Exercise description: Count every line below that contains "Lankans", then state the total with no other output.

Materials provided:
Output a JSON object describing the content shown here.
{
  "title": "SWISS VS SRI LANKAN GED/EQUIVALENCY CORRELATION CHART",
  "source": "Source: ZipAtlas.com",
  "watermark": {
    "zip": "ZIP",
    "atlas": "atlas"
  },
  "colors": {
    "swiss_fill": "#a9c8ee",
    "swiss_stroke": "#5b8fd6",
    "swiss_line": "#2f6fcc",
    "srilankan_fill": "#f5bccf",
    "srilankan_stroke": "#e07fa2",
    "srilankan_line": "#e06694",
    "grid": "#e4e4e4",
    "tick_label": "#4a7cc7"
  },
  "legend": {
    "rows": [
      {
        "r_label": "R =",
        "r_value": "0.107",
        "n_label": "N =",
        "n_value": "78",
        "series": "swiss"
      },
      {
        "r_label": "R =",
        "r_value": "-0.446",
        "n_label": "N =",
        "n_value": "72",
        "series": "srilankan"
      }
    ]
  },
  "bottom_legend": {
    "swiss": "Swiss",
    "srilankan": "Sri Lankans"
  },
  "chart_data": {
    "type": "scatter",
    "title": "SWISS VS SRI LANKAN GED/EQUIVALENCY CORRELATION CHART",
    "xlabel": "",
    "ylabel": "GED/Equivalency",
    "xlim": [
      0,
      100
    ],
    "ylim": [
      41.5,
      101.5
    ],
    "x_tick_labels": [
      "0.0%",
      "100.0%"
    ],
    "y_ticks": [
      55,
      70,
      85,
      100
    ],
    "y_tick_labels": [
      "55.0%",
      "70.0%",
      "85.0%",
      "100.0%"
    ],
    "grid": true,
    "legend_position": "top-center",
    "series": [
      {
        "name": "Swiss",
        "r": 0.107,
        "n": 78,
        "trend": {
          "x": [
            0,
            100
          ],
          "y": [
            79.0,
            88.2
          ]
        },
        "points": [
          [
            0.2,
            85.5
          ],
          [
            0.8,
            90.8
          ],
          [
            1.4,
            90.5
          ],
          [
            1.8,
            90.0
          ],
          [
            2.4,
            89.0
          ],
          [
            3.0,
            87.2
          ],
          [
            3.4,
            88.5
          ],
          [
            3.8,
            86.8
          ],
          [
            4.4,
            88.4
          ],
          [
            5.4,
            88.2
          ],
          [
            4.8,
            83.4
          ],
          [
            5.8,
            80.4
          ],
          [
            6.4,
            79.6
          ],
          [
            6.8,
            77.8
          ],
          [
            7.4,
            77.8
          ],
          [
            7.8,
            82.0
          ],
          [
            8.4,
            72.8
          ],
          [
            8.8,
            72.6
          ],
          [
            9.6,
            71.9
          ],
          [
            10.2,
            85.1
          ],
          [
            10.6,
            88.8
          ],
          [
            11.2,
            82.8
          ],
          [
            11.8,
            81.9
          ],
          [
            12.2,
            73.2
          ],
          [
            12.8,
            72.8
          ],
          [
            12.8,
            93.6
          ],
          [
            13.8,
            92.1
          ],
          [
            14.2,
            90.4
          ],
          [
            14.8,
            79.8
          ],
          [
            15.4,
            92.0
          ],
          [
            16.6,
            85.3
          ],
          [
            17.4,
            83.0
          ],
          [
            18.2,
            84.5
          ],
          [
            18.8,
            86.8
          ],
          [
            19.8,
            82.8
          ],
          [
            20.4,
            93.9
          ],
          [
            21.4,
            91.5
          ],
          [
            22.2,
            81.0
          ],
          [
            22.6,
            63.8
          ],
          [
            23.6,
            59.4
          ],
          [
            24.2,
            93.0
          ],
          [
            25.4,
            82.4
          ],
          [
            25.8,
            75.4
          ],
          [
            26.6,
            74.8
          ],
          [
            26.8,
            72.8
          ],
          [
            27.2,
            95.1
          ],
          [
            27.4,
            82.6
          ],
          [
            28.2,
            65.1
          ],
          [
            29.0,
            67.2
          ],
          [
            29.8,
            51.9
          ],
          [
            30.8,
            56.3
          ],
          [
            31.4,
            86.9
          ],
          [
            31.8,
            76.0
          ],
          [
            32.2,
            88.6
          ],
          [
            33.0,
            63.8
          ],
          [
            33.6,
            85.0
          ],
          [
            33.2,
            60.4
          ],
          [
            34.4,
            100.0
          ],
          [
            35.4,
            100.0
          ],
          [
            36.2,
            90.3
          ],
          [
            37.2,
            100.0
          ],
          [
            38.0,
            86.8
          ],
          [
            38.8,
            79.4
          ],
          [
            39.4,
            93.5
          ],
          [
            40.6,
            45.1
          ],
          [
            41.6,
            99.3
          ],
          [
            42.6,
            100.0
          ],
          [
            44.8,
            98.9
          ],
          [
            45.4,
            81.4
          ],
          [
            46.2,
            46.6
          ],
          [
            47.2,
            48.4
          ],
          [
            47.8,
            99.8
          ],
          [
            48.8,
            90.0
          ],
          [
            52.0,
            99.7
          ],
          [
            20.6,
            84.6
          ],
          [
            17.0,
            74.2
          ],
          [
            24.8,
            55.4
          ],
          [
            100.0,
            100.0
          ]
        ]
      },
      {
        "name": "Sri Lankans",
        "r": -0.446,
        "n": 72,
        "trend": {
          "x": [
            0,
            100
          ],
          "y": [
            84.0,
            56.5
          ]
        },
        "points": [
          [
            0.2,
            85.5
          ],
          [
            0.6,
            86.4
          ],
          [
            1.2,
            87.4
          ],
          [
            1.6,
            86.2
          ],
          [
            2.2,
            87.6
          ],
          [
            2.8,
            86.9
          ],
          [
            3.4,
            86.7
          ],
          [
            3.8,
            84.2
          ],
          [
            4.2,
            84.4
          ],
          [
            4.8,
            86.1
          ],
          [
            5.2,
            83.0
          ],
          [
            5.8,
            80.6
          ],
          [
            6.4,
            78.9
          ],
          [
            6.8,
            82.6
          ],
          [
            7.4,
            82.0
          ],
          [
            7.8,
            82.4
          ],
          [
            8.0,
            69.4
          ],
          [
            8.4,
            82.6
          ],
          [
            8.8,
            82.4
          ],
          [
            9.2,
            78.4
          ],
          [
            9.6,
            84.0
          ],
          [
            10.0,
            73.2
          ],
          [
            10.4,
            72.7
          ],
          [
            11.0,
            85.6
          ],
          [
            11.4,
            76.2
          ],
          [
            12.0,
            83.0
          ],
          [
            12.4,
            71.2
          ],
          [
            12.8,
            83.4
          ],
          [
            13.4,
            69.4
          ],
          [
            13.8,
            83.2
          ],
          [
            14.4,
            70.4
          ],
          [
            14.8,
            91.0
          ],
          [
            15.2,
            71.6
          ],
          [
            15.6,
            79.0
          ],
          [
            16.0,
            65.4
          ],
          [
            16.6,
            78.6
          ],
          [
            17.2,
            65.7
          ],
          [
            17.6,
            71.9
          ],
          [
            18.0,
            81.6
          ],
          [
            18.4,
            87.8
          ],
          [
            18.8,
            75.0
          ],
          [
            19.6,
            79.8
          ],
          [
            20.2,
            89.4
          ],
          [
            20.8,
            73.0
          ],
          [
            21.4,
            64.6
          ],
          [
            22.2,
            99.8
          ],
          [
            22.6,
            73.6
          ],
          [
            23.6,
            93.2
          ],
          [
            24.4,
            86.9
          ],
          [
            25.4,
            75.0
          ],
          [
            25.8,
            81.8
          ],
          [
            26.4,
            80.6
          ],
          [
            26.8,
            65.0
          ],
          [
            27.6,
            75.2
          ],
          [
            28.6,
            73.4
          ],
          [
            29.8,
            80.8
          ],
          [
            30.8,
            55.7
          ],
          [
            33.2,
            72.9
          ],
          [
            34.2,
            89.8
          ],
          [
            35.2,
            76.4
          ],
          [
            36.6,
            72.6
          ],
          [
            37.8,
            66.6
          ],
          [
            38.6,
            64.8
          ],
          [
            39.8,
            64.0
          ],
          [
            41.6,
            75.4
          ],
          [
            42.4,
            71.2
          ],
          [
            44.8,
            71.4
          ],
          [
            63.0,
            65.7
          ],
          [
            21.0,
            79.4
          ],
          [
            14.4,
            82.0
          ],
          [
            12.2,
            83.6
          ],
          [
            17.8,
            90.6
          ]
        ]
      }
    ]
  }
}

Reply to the exercise: 2